» Given request: Work out how many lines hold "kind". Give the number and nothing else.

[Items from a figure collection]
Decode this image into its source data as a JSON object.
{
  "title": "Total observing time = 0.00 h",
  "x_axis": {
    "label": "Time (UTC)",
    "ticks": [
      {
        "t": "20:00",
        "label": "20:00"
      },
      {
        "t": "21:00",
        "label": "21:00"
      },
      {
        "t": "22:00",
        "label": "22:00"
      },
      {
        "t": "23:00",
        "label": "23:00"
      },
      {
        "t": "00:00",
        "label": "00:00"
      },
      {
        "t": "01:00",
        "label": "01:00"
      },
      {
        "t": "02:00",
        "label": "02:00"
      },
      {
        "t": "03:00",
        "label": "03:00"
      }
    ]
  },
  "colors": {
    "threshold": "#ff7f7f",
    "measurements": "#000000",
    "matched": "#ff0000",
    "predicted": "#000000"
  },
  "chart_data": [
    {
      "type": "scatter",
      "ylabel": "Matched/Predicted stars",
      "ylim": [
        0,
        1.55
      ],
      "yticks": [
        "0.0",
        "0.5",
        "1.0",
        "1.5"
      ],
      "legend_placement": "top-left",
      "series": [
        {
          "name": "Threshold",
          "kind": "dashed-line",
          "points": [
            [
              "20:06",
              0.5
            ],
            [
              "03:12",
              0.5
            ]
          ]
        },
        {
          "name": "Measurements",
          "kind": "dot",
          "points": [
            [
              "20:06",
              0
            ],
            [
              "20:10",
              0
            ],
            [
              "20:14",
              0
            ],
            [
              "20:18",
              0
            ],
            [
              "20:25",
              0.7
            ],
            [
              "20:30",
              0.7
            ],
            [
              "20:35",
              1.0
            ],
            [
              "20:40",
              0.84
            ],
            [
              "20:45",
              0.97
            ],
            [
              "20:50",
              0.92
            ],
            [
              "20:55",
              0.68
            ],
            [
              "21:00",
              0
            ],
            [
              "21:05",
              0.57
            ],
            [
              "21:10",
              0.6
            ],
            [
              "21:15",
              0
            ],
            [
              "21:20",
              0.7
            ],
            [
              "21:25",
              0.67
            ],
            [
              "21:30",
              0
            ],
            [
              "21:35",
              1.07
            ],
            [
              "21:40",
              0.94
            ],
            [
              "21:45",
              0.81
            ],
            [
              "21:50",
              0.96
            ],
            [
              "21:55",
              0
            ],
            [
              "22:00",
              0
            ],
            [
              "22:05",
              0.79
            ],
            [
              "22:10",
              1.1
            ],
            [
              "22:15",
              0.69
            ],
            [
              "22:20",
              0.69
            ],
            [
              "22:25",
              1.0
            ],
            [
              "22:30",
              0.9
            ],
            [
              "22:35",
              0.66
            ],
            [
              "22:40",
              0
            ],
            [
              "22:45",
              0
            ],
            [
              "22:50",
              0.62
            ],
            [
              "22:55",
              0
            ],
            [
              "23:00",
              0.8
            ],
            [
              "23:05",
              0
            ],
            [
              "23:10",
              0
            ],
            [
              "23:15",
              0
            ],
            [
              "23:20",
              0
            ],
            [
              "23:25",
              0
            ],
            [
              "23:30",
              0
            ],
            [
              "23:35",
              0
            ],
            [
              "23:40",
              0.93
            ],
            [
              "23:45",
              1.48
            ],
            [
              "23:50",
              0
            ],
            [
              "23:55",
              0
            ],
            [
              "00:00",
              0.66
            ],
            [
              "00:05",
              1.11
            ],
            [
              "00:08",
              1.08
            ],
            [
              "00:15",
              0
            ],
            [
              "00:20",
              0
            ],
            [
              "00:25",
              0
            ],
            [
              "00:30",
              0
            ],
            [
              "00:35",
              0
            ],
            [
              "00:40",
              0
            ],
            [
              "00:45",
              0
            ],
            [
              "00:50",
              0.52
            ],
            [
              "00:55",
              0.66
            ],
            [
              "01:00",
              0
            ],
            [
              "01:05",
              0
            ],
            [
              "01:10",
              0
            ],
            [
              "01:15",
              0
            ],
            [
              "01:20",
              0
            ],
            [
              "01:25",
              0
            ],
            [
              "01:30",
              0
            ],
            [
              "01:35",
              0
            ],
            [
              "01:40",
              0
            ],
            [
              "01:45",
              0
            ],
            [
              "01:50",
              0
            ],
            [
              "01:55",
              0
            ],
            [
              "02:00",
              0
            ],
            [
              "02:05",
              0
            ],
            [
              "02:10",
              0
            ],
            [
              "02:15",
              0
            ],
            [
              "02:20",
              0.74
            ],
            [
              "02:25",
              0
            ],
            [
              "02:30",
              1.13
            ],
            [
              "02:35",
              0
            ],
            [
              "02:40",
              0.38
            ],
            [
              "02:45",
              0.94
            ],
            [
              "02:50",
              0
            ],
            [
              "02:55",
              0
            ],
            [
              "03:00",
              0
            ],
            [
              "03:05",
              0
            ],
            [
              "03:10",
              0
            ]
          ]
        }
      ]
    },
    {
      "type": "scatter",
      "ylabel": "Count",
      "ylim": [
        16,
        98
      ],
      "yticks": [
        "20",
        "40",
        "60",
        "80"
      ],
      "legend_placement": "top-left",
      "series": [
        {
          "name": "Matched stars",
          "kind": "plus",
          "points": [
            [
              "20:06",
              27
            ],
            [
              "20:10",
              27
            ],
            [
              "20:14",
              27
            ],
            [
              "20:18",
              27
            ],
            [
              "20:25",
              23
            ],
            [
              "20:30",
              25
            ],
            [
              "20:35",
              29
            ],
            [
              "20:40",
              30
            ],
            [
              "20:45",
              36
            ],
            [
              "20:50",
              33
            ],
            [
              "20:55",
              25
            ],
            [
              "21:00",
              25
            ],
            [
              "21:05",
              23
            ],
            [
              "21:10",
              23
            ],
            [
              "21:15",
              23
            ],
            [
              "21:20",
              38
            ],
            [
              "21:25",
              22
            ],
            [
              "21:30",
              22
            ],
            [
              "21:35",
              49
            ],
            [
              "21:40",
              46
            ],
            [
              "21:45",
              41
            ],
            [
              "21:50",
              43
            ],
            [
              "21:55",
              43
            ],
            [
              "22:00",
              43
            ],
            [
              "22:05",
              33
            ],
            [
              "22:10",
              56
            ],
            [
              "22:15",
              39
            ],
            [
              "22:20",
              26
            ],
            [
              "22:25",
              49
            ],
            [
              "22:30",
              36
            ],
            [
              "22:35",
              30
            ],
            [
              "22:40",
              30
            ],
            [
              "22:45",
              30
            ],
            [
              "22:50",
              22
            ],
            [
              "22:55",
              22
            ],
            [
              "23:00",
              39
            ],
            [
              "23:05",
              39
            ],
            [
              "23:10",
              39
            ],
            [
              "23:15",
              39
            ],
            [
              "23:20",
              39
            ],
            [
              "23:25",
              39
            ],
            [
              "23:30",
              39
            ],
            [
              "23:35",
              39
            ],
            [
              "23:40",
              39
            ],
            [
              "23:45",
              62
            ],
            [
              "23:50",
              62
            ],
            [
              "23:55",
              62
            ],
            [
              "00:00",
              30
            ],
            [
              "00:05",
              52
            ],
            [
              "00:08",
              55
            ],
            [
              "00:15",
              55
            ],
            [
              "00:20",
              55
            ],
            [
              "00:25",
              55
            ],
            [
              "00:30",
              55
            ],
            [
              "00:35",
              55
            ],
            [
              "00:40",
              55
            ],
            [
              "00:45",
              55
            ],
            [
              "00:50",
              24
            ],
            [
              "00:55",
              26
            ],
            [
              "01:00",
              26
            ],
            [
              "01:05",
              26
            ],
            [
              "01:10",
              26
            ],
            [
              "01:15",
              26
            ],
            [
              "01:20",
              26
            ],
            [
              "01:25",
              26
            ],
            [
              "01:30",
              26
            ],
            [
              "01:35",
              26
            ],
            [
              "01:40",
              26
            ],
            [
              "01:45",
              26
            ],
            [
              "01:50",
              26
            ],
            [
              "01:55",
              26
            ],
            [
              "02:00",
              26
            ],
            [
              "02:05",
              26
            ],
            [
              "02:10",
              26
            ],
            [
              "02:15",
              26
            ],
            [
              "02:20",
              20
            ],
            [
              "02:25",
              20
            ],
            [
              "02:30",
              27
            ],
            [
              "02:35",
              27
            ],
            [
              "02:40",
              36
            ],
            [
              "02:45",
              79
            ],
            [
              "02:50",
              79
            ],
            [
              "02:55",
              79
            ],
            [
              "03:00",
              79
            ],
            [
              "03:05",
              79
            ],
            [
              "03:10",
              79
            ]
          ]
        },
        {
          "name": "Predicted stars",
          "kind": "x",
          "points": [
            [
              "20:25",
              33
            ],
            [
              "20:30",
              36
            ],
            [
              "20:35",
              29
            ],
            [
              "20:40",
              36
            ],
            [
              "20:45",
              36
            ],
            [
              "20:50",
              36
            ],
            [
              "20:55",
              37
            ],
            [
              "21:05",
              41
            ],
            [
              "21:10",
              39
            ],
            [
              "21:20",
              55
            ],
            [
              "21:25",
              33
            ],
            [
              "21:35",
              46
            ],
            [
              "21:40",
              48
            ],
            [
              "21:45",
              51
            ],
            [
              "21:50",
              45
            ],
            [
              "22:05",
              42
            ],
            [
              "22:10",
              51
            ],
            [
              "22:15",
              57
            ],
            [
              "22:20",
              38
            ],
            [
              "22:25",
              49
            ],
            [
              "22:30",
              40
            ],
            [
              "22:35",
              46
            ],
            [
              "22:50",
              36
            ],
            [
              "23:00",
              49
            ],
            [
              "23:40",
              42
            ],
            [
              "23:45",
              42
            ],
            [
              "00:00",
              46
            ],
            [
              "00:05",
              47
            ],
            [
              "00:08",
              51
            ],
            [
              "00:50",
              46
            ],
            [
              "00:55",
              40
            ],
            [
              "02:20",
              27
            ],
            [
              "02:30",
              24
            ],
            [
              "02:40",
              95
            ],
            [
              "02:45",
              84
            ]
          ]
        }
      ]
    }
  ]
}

» Output of the task: 4